Return every line of the records below verbatim, with no pictures in the copy.

• • • • • • •

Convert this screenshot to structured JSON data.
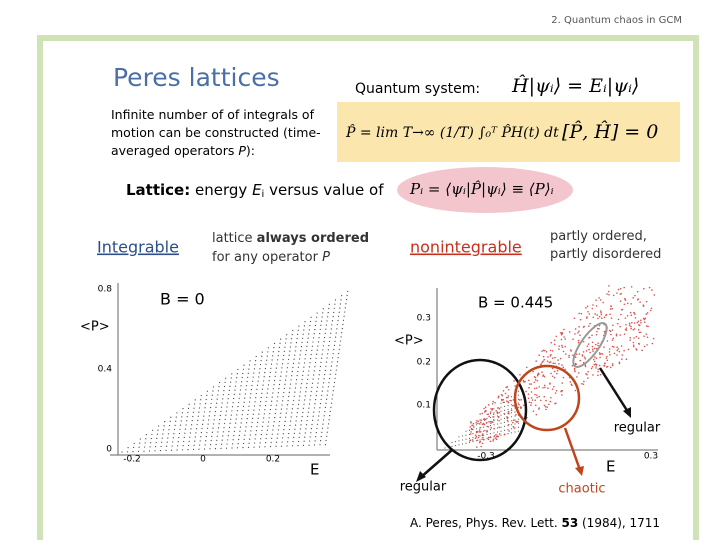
{
  "header": "2. Quantum chaos in GCM",
  "title": "Peres lattices",
  "quantum_system": {
    "label": "Quantum system:",
    "formula": "Ĥ|ψᵢ⟩ = Eᵢ|ψᵢ⟩"
  },
  "integrals": {
    "text": "Infinite number of of integrals of motion can be constructed (time-averaged operators",
    "operator": "P",
    "end": "):",
    "formula": "P̂ = lim T→∞ (1/T) ∫₀ᵀ P̂H(t) dt",
    "commutator": "[P̂, Ĥ] = 0"
  },
  "lattice": {
    "label": "Lattice:",
    "text": "energy",
    "energy": "E",
    "index": "i",
    "text2": "versus value of",
    "formula": "Pᵢ = ⟨ψᵢ|P̂|ψᵢ⟩ ≡ ⟨P⟩ᵢ"
  },
  "integrable": {
    "label": "Integrable",
    "text1": "lattice",
    "text2": "always ordered",
    "text3": "for any operator",
    "operator": "P"
  },
  "nonintegrable": {
    "label": "nonintegrable",
    "text": "partly ordered, partly disordered"
  },
  "left_plot": {
    "title": "B = 0",
    "ylabel": "<P>",
    "xlabel": "E",
    "yticks": [
      "0.8",
      "0.4",
      "0"
    ],
    "xticks": [
      "-0.2",
      "0",
      "0.2"
    ]
  },
  "right_plot": {
    "title": "B = 0.445",
    "ylabel": "<P>",
    "xlabel": "E",
    "yticks": [
      "0.3",
      "0.2",
      "0.1"
    ],
    "xticks": [
      "-0.3",
      "0.3"
    ],
    "annotations": [
      "regular",
      "chaotic",
      "regular"
    ]
  },
  "reference": {
    "authors": "A. Peres, Phys. Rev. Lett.",
    "volume": "53",
    "rest": "(1984), 1711"
  }
}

• • • • • • •

-- Exercise solution --
Convert this screenshot to structured JSON data.
{
  "header": "2. Quantum chaos in GCM",
  "title": "Peres lattices",
  "quantum_system": {
    "label": "Quantum system:",
    "formula": "Ĥ|ψᵢ⟩ = Eᵢ|ψᵢ⟩"
  },
  "integrals": {
    "text": "Infinite number of of integrals of motion can be constructed (time-averaged operators",
    "operator": "P",
    "end": "):",
    "formula": "P̂ = lim T→∞ (1/T) ∫₀ᵀ P̂H(t) dt",
    "commutator": "[P̂, Ĥ] = 0"
  },
  "lattice": {
    "label": "Lattice:",
    "text": "energy",
    "energy": "E",
    "index": "i",
    "text2": "versus value of",
    "formula": "Pᵢ = ⟨ψᵢ|P̂|ψᵢ⟩ ≡ ⟨P⟩ᵢ"
  },
  "integrable": {
    "label": "Integrable",
    "text1": "lattice",
    "text2": "always ordered",
    "text3": "for any operator",
    "operator": "P"
  },
  "nonintegrable": {
    "label": "nonintegrable",
    "text": "partly ordered, partly disordered"
  },
  "left_plot": {
    "title": "B = 0",
    "ylabel": "<P>",
    "xlabel": "E",
    "yticks": [
      "0.8",
      "0.4",
      "0"
    ],
    "xticks": [
      "-0.2",
      "0",
      "0.2"
    ]
  },
  "right_plot": {
    "title": "B = 0.445",
    "ylabel": "<P>",
    "xlabel": "E",
    "yticks": [
      "0.3",
      "0.2",
      "0.1"
    ],
    "xticks": [
      "-0.3",
      "0.3"
    ],
    "annotations": [
      "regular",
      "chaotic",
      "regular"
    ]
  },
  "reference": {
    "authors": "A. Peres, Phys. Rev. Lett.",
    "volume": "53",
    "rest": "(1984), 1711"
  }
}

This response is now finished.